YOUR TASK -> Keep the pictures out and restate every record exactly.

PROVIDED INFORMATION ->

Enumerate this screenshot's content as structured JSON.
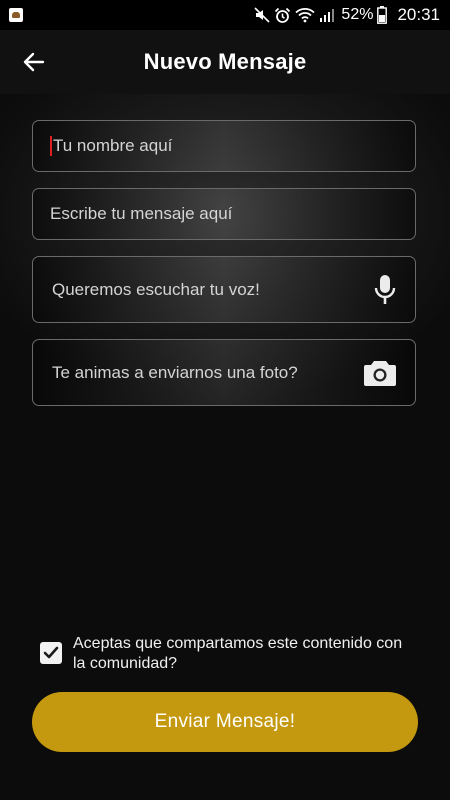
{
  "status_bar": {
    "battery_percent": "52%",
    "time": "20:31",
    "icons": [
      "app-notification-icon",
      "mute-icon",
      "alarm-icon",
      "wifi-icon",
      "signal-icon",
      "battery-icon"
    ]
  },
  "app_bar": {
    "back_icon": "arrow-left-icon",
    "title": "Nuevo Mensaje"
  },
  "form": {
    "name_placeholder": "Tu nombre aquí",
    "message_placeholder": "Escribe tu mensaje aquí",
    "voice_label": "Queremos escuchar tu voz!",
    "voice_icon": "microphone-icon",
    "photo_label": "Te animas a enviarnos una foto?",
    "photo_icon": "camera-icon"
  },
  "consent": {
    "checked": true,
    "label": "Aceptas que compartamos este contenido con la comunidad?"
  },
  "submit": {
    "label": "Enviar Mensaje!"
  },
  "colors": {
    "accent": "#c4980f",
    "background": "#0d0d0d",
    "field_border": "#6a6a6a",
    "cursor": "#e02020"
  }
}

RESPONSE TO THE EXERCISE ->
Enumerate this screenshot's content as structured JSON.
{
  "status_bar": {
    "battery_percent": "52%",
    "time": "20:31",
    "icons": [
      "app-notification-icon",
      "mute-icon",
      "alarm-icon",
      "wifi-icon",
      "signal-icon",
      "battery-icon"
    ]
  },
  "app_bar": {
    "back_icon": "arrow-left-icon",
    "title": "Nuevo Mensaje"
  },
  "form": {
    "name_placeholder": "Tu nombre aquí",
    "message_placeholder": "Escribe tu mensaje aquí",
    "voice_label": "Queremos escuchar tu voz!",
    "voice_icon": "microphone-icon",
    "photo_label": "Te animas a enviarnos una foto?",
    "photo_icon": "camera-icon"
  },
  "consent": {
    "checked": true,
    "label": "Aceptas que compartamos este contenido con la comunidad?"
  },
  "submit": {
    "label": "Enviar Mensaje!"
  },
  "colors": {
    "accent": "#c4980f",
    "background": "#0d0d0d",
    "field_border": "#6a6a6a",
    "cursor": "#e02020"
  }
}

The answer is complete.